— start —
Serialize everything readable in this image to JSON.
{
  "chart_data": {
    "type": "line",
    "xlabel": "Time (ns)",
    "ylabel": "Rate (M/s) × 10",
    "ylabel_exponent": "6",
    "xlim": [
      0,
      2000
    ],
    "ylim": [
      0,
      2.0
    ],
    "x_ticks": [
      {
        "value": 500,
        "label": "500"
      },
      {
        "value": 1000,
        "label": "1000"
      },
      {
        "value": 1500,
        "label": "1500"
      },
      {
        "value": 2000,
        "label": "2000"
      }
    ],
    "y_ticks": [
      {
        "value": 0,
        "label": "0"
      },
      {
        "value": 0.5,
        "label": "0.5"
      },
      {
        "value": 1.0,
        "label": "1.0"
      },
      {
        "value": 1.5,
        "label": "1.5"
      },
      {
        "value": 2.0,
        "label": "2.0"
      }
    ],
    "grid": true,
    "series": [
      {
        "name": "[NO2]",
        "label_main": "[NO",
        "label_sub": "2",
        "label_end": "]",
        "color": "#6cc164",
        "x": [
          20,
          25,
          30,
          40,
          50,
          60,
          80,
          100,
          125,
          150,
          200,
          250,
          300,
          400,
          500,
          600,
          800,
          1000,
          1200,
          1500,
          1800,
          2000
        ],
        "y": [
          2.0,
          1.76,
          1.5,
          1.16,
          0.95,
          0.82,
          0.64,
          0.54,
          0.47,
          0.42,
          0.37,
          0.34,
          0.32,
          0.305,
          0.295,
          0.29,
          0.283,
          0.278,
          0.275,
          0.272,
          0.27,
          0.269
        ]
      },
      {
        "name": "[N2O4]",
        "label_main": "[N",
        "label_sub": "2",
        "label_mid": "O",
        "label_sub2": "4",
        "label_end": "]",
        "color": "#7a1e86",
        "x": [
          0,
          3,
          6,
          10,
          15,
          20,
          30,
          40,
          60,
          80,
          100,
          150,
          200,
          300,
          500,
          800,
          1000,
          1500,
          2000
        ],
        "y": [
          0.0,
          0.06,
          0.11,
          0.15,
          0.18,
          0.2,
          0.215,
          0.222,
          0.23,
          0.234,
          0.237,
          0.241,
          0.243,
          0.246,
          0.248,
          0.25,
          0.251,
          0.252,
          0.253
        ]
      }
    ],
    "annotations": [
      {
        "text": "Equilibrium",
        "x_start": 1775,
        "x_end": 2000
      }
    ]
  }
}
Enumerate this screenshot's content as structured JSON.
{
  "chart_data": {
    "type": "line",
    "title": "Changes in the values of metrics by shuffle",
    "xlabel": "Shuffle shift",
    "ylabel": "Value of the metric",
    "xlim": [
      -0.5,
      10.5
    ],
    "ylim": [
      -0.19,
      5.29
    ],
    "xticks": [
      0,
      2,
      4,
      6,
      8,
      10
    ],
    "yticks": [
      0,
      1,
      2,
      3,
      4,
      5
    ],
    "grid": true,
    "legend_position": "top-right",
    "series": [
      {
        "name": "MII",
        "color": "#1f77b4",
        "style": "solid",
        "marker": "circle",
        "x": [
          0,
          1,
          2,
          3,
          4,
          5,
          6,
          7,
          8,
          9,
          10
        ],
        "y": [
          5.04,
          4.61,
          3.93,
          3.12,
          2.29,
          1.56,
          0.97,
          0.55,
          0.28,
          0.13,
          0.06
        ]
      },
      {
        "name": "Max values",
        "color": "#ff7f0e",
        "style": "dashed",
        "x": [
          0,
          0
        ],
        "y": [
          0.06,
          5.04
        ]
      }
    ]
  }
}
— end —
Your task is to print the whole listing again exactly.

__RESPONSE__:
Serialize everything readable in this image to JSON.
{
  "chart_data": {
    "type": "line",
    "xlabel": "Time (ns)",
    "ylabel": "Rate (M/s) × 10",
    "ylabel_exponent": "6",
    "xlim": [
      0,
      2000
    ],
    "ylim": [
      0,
      2.0
    ],
    "x_ticks": [
      {
        "value": 500,
        "label": "500"
      },
      {
        "value": 1000,
        "label": "1000"
      },
      {
        "value": 1500,
        "label": "1500"
      },
      {
        "value": 2000,
        "label": "2000"
      }
    ],
    "y_ticks": [
      {
        "value": 0,
        "label": "0"
      },
      {
        "value": 0.5,
        "label": "0.5"
      },
      {
        "value": 1.0,
        "label": "1.0"
      },
      {
        "value": 1.5,
        "label": "1.5"
      },
      {
        "value": 2.0,
        "label": "2.0"
      }
    ],
    "grid": true,
    "series": [
      {
        "name": "[NO2]",
        "label_main": "[NO",
        "label_sub": "2",
        "label_end": "]",
        "color": "#6cc164",
        "x": [
          20,
          25,
          30,
          40,
          50,
          60,
          80,
          100,
          125,
          150,
          200,
          250,
          300,
          400,
          500,
          600,
          800,
          1000,
          1200,
          1500,
          1800,
          2000
        ],
        "y": [
          2.0,
          1.76,
          1.5,
          1.16,
          0.95,
          0.82,
          0.64,
          0.54,
          0.47,
          0.42,
          0.37,
          0.34,
          0.32,
          0.305,
          0.295,
          0.29,
          0.283,
          0.278,
          0.275,
          0.272,
          0.27,
          0.269
        ]
      },
      {
        "name": "[N2O4]",
        "label_main": "[N",
        "label_sub": "2",
        "label_mid": "O",
        "label_sub2": "4",
        "label_end": "]",
        "color": "#7a1e86",
        "x": [
          0,
          3,
          6,
          10,
          15,
          20,
          30,
          40,
          60,
          80,
          100,
          150,
          200,
          300,
          500,
          800,
          1000,
          1500,
          2000
        ],
        "y": [
          0.0,
          0.06,
          0.11,
          0.15,
          0.18,
          0.2,
          0.215,
          0.222,
          0.23,
          0.234,
          0.237,
          0.241,
          0.243,
          0.246,
          0.248,
          0.25,
          0.251,
          0.252,
          0.253
        ]
      }
    ],
    "annotations": [
      {
        "text": "Equilibrium",
        "x_start": 1775,
        "x_end": 2000
      }
    ]
  }
}
Enumerate this screenshot's content as structured JSON.
{
  "chart_data": {
    "type": "line",
    "title": "Changes in the values of metrics by shuffle",
    "xlabel": "Shuffle shift",
    "ylabel": "Value of the metric",
    "xlim": [
      -0.5,
      10.5
    ],
    "ylim": [
      -0.19,
      5.29
    ],
    "xticks": [
      0,
      2,
      4,
      6,
      8,
      10
    ],
    "yticks": [
      0,
      1,
      2,
      3,
      4,
      5
    ],
    "grid": true,
    "legend_position": "top-right",
    "series": [
      {
        "name": "MII",
        "color": "#1f77b4",
        "style": "solid",
        "marker": "circle",
        "x": [
          0,
          1,
          2,
          3,
          4,
          5,
          6,
          7,
          8,
          9,
          10
        ],
        "y": [
          5.04,
          4.61,
          3.93,
          3.12,
          2.29,
          1.56,
          0.97,
          0.55,
          0.28,
          0.13,
          0.06
        ]
      },
      {
        "name": "Max values",
        "color": "#ff7f0e",
        "style": "dashed",
        "x": [
          0,
          0
        ],
        "y": [
          0.06,
          5.04
        ]
      }
    ]
  }
}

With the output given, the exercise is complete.